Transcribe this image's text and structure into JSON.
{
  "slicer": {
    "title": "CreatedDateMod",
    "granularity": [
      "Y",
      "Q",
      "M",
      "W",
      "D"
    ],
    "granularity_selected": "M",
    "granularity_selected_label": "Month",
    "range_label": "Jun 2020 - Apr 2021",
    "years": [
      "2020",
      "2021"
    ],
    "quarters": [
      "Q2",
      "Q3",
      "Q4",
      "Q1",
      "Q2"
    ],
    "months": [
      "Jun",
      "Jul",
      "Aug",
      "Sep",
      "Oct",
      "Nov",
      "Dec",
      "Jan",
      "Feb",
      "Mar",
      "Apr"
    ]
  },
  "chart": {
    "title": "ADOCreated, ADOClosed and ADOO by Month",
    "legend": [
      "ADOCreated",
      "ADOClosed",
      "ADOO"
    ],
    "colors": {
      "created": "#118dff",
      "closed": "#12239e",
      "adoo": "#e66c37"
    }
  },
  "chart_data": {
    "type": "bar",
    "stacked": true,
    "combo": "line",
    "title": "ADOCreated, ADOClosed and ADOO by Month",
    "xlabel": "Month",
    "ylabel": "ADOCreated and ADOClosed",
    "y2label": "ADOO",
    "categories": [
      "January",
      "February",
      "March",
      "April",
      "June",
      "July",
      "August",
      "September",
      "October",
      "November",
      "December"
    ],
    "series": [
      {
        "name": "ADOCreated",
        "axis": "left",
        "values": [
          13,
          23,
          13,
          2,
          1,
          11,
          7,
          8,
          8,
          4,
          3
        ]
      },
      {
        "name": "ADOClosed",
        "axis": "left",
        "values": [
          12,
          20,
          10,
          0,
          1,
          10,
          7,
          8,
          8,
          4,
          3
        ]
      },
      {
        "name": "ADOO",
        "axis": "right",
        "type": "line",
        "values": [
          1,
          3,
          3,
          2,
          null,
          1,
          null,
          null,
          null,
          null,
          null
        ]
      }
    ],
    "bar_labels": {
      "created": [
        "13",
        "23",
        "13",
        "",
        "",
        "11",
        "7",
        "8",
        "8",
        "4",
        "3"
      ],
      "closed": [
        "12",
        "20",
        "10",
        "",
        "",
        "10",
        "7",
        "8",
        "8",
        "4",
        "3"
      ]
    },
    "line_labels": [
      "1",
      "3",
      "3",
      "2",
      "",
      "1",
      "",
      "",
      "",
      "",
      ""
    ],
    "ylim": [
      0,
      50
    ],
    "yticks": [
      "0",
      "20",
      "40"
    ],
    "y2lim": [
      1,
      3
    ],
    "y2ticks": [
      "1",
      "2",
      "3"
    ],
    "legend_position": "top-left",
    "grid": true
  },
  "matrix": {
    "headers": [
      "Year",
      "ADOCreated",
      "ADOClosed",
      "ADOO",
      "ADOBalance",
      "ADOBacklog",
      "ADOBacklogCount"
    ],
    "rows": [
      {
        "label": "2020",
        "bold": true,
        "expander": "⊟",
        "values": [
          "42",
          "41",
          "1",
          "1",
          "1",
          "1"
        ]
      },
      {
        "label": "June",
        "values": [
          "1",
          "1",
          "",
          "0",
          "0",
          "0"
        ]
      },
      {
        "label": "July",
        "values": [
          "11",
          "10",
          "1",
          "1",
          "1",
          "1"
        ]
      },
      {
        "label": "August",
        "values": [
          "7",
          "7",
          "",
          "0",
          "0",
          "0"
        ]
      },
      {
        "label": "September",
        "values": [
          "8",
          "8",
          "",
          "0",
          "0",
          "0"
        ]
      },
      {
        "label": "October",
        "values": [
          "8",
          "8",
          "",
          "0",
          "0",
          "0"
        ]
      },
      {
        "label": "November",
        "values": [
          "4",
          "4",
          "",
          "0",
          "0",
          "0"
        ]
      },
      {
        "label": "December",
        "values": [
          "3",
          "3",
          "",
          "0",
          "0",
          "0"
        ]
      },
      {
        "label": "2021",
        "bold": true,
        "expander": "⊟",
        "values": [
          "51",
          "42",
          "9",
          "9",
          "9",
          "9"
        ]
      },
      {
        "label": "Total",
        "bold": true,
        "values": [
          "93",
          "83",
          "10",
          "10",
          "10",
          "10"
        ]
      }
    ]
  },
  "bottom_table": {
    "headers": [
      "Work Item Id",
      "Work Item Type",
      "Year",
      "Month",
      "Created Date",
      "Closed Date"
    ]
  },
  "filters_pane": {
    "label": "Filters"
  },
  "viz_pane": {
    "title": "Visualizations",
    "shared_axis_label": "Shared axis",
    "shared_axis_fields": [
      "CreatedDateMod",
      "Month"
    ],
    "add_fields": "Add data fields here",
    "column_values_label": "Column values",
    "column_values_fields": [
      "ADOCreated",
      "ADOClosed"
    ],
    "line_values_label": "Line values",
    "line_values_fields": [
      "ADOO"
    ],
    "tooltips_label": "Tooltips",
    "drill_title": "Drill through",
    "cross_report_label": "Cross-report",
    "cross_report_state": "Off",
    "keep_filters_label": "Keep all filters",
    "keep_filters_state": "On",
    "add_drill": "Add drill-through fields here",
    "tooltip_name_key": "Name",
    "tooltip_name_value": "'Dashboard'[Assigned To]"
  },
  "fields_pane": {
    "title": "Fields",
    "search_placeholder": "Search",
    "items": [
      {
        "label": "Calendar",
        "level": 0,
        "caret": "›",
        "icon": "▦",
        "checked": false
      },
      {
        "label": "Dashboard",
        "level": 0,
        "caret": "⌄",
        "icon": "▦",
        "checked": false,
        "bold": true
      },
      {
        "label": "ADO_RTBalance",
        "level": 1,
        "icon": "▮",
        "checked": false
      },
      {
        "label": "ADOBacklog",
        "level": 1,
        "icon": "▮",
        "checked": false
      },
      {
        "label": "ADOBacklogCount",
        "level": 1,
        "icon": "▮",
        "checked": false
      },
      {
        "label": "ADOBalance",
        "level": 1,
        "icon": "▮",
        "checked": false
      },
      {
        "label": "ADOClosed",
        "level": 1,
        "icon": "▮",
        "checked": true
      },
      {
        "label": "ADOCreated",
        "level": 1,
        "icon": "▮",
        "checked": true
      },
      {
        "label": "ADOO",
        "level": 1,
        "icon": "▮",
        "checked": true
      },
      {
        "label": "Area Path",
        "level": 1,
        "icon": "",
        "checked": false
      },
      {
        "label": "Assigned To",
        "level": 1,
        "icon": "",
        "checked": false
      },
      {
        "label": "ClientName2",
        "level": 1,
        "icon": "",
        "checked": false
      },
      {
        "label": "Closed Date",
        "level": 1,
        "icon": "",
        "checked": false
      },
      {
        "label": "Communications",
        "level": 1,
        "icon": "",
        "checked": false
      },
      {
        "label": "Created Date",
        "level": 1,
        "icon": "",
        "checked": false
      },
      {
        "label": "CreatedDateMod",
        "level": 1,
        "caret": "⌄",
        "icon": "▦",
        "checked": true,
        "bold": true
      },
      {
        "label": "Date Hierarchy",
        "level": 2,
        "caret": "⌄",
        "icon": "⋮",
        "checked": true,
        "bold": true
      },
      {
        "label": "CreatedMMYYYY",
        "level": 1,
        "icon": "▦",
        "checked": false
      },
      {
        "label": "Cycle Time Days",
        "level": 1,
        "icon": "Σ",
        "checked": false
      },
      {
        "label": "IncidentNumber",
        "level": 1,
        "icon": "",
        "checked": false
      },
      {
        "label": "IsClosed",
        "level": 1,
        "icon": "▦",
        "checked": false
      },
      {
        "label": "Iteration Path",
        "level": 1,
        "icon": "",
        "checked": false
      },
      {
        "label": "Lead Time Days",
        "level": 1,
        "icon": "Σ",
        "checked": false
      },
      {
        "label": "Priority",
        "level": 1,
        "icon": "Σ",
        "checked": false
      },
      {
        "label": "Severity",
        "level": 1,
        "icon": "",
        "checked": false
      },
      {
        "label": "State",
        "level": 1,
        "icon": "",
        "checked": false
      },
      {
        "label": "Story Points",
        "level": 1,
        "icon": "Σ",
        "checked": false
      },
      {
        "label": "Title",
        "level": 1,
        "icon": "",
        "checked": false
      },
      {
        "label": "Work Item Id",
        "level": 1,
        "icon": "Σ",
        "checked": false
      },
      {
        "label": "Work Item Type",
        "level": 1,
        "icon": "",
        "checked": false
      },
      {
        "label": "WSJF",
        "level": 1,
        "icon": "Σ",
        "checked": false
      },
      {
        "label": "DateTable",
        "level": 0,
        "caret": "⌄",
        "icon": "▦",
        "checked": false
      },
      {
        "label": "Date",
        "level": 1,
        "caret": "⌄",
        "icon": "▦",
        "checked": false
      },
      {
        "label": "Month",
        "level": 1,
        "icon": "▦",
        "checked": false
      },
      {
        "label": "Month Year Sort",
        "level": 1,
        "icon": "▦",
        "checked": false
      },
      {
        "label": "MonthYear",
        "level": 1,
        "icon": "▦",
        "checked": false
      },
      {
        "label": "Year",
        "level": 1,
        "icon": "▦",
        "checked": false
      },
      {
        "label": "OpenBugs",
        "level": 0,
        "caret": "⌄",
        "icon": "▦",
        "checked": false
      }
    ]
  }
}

**WHAT YOU ARE ASKED TO DO:** Return each line among the entries that holds the word "Days".

**EXERCISE ANSWER:**
        "label": "Cycle Time Days",
        "label": "Lead Time Days",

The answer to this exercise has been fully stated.